-- begin --
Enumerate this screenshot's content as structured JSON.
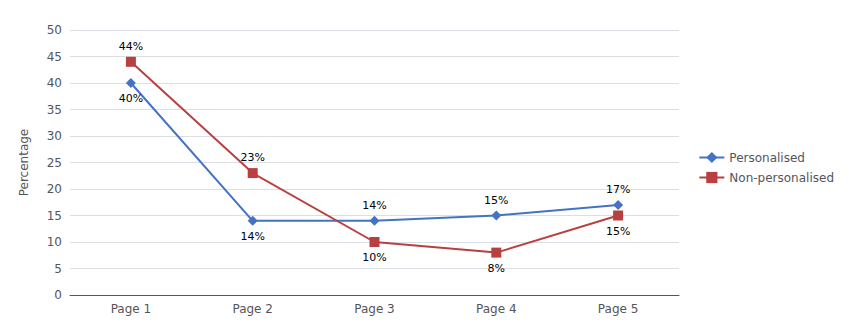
{
  "chart_data": {
    "type": "line",
    "categories": [
      "Page 1",
      "Page 2",
      "Page 3",
      "Page 4",
      "Page 5"
    ],
    "series": [
      {
        "name": "Personalised",
        "color": "#4472C4",
        "marker": "diamond",
        "values": [
          40,
          14,
          14,
          15,
          17
        ],
        "value_labels": [
          "40%",
          "14%",
          "14%",
          "15%",
          "17%"
        ]
      },
      {
        "name": "Non-personalised",
        "color": "#B84040",
        "marker": "square",
        "values": [
          44,
          23,
          10,
          8,
          15
        ],
        "value_labels": [
          "44%",
          "23%",
          "10%",
          "8%",
          "15%"
        ]
      }
    ],
    "ylabel": "Percentage",
    "ylim": [
      0,
      50
    ],
    "yticks": [
      0,
      5,
      10,
      15,
      20,
      25,
      30,
      35,
      40,
      45,
      50
    ],
    "grid": true,
    "legend": "right",
    "data_labels": true
  }
}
-- end --
▸ INSTRUCTIONS FOR THE TASK
State only how many lines in the material include "name".

▸ SOLUTION TO THE PROBLEM
2